* WHAT NEEDS TO BE DONE *
In the material below, find every line with "rest" and pull it out.

─── RECORDED INFORMATION

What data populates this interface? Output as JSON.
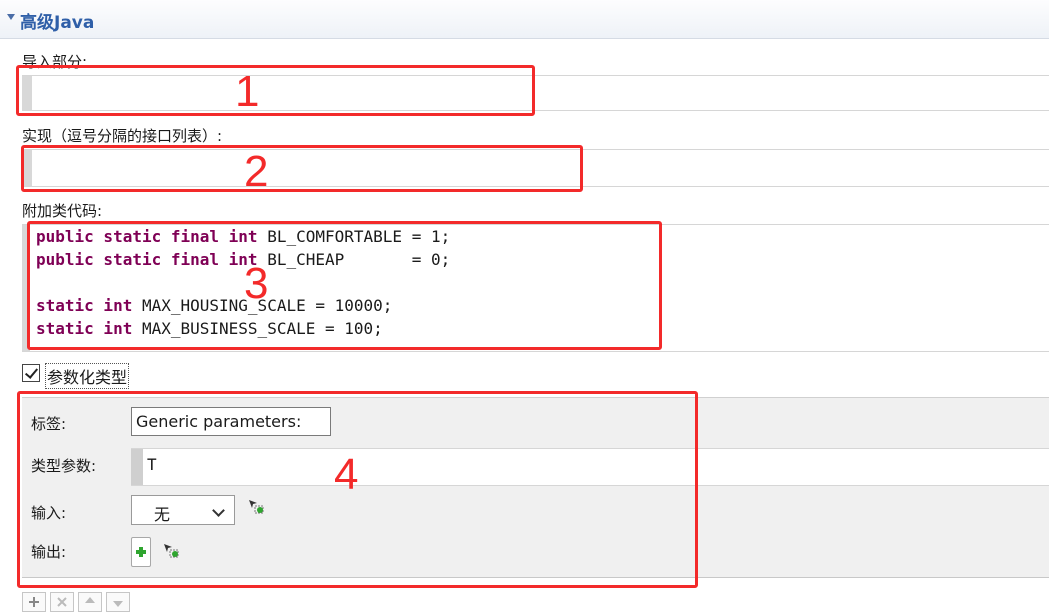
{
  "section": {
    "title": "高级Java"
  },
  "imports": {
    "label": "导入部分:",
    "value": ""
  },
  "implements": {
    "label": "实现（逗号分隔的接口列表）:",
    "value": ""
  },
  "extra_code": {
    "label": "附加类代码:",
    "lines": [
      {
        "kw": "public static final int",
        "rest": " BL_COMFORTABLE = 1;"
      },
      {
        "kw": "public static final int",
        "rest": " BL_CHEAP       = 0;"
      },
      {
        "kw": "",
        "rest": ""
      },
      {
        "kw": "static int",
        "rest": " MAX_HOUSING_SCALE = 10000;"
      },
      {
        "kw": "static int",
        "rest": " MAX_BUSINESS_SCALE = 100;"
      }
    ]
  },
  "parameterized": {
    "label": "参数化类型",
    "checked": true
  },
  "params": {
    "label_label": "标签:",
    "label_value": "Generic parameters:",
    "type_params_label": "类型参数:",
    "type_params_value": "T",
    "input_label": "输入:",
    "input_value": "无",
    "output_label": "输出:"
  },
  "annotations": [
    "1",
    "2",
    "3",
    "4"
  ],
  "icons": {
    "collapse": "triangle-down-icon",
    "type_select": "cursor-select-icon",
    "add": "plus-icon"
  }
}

──────
─── RECORDED INFORMATION

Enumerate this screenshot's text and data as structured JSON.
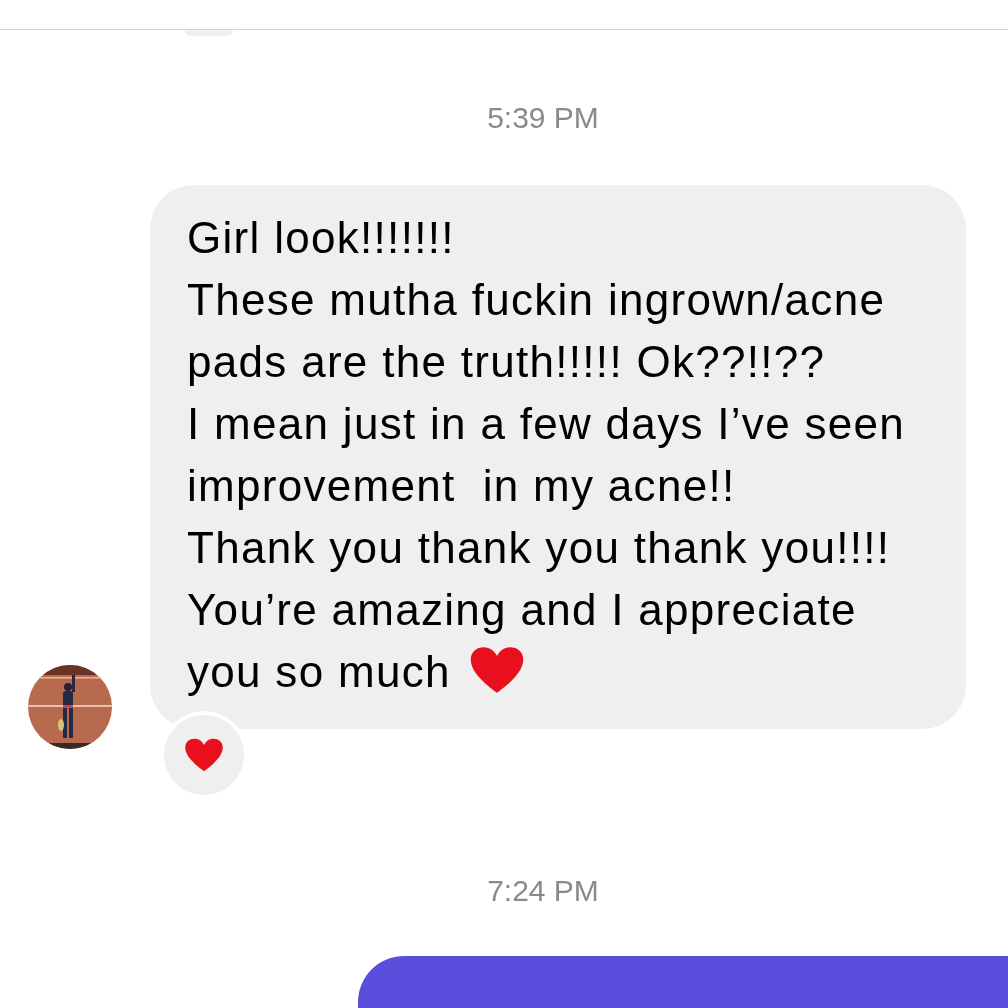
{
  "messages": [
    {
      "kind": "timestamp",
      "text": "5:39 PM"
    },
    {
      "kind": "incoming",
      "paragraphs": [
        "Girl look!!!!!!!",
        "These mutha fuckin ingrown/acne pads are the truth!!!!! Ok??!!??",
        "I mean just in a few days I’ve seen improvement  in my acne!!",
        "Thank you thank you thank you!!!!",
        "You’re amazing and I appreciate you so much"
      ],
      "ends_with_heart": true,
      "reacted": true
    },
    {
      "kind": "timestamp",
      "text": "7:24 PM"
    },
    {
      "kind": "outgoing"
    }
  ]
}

──────

* FULL SOLUTION *
        "rest": " BL_COMFORTABLE = 1;"
        "rest": " BL_CHEAP       = 0;"
        "rest": ""
        "rest": " MAX_HOUSING_SCALE = 10000;"
        "rest": " MAX_BUSINESS_SCALE = 100;"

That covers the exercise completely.